>> Start Entries provided

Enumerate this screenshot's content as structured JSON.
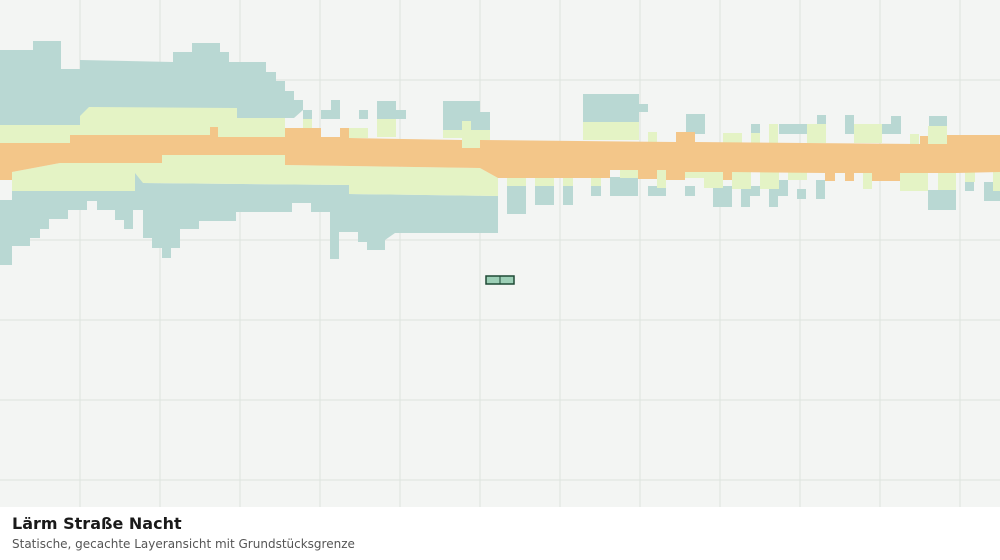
{
  "title": "Lärm Straße Nacht",
  "subtitle": "Statische, gecachte Layeransicht mit Grundstücksgrenze"
}
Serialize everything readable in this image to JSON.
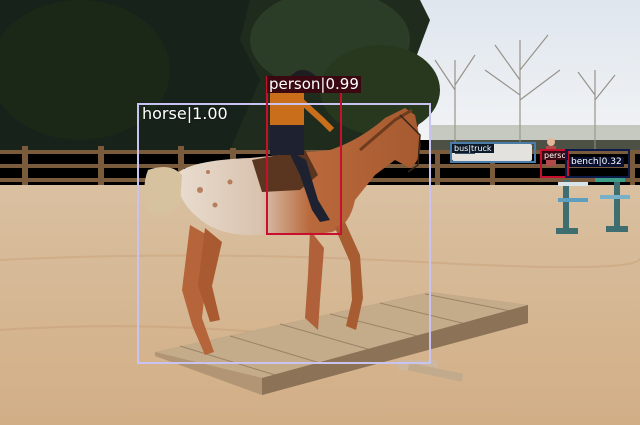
{
  "image": {
    "description_colors": {
      "sky": "#e6ecf2",
      "trees_dark": "#1f2d1c",
      "sand": "#d8b893",
      "horse_chestnut": "#b0643a",
      "platform_wood": "#b59a78"
    }
  },
  "detections": [
    {
      "label": "horse|1.00",
      "color": "#c8c3f0",
      "label_bg": "transparent"
    },
    {
      "label": "person|0.99",
      "color": "#c8102e",
      "label_bg": "#3a0810"
    },
    {
      "label": "perso",
      "color": "#c8102e",
      "label_bg": "#3a0810"
    },
    {
      "label": "bus|truck",
      "color": "#4a7ea8",
      "label_bg": "#0c1a2a"
    },
    {
      "label": "bench|0.32",
      "color": "#0c1a4a",
      "label_bg": "#0a1030"
    }
  ]
}
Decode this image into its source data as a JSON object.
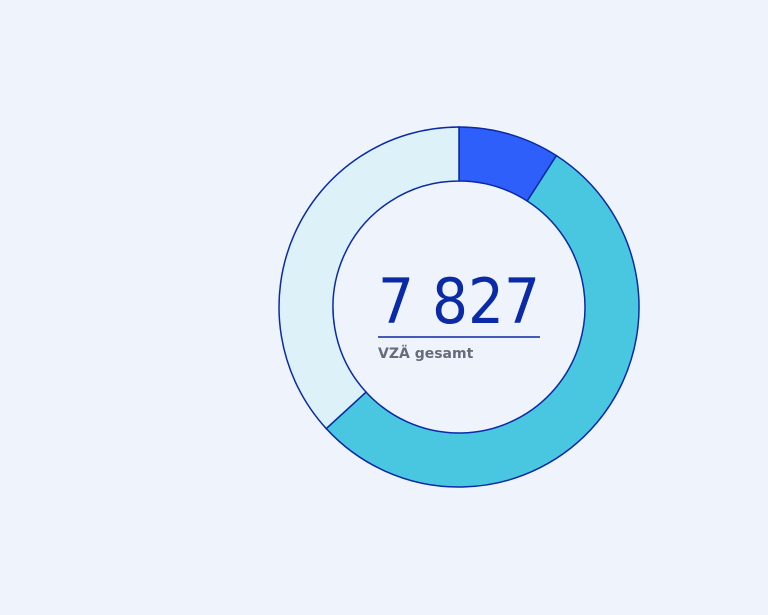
{
  "chart_data": {
    "type": "donut",
    "values": [
      9.1,
      54.1,
      36.8
    ],
    "colors": [
      "#2f5ffb",
      "#4ac7e0",
      "#dcf2f8"
    ],
    "center_value": "7 827",
    "center_label": "VZÄ gesamt"
  }
}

>> End Entries provided

Copy out exactly the lines between the line containing "Decode this image" and the end of the entries, including both, and leave the pictures behind.

_Answer to this task_
Decode this image into its source data as a JSON object.
{
  "chart_data": {
    "type": "donut",
    "values": [
      9.1,
      54.1,
      36.8
    ],
    "colors": [
      "#2f5ffb",
      "#4ac7e0",
      "#dcf2f8"
    ],
    "center_value": "7 827",
    "center_label": "VZÄ gesamt"
  }
}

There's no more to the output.